§ **TASK DESCRIPTION**:
Isolate every line in the records below with "larval" in it.

--- EXTRACTED INFORMATION ---

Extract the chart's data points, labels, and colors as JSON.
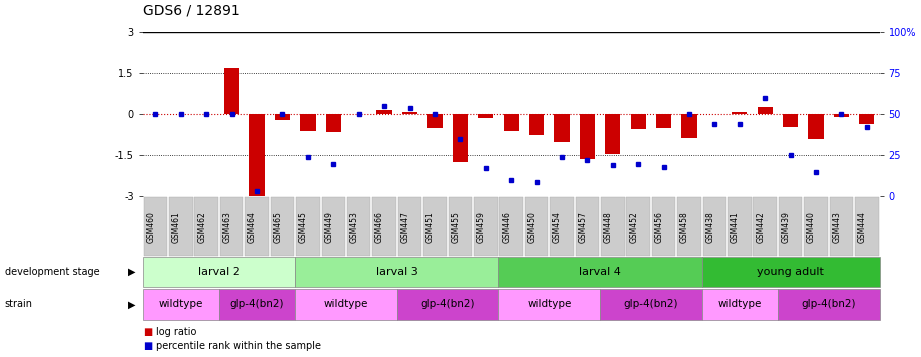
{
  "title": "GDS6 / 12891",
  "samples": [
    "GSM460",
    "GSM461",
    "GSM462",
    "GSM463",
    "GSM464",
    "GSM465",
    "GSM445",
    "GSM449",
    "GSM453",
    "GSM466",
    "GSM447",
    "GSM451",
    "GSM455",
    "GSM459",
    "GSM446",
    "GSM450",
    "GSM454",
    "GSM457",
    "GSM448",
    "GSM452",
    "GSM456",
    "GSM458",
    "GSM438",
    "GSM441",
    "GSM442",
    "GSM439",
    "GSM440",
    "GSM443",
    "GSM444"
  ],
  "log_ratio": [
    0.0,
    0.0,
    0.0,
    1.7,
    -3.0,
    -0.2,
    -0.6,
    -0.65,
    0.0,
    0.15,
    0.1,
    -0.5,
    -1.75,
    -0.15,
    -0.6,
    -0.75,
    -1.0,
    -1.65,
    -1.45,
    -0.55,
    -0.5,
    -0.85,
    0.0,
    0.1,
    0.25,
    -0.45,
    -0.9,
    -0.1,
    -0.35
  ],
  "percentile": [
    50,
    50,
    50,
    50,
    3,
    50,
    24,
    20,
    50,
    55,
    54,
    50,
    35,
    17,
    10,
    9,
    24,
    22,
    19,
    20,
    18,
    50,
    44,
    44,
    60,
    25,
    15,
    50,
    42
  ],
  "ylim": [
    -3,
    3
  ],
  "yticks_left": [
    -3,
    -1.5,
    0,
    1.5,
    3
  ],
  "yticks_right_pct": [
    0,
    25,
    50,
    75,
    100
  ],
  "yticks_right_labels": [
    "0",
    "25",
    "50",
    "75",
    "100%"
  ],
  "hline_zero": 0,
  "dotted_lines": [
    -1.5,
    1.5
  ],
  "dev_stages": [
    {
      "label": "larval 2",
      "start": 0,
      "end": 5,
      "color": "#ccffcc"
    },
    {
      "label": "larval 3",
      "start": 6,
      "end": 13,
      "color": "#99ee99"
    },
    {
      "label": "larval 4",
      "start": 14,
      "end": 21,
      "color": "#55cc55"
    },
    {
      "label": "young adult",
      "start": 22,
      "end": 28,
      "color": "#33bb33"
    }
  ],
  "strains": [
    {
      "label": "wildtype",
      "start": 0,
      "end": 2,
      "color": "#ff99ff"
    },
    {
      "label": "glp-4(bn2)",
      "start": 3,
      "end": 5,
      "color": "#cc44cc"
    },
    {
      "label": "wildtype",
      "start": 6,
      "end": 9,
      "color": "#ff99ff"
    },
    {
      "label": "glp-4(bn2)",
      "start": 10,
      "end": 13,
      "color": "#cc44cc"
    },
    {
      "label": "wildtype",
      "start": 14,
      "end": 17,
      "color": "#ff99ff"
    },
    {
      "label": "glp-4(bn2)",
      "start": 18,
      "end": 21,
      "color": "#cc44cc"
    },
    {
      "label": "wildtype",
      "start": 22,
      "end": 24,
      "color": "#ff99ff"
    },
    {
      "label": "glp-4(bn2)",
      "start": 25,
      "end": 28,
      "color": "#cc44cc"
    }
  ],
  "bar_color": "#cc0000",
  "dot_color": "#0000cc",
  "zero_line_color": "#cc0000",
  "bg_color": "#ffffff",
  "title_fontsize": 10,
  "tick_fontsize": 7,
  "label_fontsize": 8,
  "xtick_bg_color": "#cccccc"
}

---
--- EXTRACTED INFORMATION ---

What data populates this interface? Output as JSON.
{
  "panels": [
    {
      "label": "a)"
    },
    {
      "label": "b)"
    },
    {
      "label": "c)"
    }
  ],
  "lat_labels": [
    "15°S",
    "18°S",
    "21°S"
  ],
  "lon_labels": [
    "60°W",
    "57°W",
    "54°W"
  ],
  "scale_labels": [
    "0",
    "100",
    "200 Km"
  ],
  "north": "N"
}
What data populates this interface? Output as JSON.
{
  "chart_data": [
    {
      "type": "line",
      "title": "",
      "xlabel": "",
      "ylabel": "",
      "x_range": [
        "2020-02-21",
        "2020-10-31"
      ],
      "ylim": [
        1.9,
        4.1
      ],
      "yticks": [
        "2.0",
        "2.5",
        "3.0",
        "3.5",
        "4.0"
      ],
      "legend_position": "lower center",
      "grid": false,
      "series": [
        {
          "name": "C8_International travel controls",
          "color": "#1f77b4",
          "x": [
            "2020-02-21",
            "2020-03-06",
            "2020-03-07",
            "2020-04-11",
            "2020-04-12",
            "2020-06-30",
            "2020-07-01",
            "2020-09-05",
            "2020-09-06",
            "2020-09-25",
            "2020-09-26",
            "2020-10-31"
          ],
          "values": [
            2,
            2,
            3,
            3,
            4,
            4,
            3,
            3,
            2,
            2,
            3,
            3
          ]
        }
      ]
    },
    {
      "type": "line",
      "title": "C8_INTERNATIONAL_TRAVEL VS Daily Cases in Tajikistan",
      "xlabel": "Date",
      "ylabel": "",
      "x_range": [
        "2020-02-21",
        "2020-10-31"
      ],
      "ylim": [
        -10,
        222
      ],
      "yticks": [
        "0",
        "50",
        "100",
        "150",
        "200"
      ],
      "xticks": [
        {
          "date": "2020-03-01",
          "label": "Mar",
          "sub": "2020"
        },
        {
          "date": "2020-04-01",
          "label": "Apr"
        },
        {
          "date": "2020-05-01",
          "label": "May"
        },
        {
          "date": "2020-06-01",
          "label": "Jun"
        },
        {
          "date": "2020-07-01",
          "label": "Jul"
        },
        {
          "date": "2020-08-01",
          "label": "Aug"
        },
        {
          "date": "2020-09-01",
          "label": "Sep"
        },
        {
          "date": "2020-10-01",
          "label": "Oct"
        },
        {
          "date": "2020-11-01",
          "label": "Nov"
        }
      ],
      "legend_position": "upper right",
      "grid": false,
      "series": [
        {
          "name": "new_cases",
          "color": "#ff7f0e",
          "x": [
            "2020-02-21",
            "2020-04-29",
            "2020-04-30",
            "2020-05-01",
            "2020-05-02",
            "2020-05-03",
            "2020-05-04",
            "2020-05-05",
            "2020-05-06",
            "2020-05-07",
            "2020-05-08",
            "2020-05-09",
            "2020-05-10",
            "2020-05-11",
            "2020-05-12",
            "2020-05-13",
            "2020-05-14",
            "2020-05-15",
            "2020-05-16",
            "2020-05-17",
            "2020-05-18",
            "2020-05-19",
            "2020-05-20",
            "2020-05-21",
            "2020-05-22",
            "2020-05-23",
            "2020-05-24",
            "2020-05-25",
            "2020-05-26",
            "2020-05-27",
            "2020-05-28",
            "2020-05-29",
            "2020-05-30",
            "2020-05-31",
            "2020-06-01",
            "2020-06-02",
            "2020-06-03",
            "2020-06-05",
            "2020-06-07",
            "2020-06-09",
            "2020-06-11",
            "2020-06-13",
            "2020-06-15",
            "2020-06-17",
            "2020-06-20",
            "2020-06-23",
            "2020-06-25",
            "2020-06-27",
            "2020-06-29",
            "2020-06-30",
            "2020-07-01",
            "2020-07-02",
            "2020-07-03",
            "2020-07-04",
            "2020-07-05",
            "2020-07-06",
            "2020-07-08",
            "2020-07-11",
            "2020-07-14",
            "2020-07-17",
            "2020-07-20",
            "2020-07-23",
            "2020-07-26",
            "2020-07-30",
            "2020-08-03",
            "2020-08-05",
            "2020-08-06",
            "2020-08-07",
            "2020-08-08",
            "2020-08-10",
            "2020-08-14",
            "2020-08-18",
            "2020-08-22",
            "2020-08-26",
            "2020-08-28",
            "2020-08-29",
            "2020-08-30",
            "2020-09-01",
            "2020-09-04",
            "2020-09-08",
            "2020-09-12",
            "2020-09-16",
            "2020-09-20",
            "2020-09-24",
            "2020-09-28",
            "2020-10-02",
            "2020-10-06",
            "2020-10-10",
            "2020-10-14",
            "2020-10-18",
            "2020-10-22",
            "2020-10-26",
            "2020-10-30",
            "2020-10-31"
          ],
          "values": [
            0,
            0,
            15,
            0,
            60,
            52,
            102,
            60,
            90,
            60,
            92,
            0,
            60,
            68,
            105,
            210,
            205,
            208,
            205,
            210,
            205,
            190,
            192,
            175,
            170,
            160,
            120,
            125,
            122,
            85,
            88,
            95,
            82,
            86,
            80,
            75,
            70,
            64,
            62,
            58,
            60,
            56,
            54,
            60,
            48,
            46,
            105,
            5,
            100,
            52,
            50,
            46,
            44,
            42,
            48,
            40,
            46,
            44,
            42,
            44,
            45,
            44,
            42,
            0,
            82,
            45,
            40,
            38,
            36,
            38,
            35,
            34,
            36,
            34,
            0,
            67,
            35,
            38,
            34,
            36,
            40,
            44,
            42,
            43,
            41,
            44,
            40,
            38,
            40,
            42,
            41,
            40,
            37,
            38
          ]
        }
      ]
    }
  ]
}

---

§ **EXERCISE OUTPUT**:
      "label": "larval 2",
      "label": "larval 3",
      "label": "larval 4",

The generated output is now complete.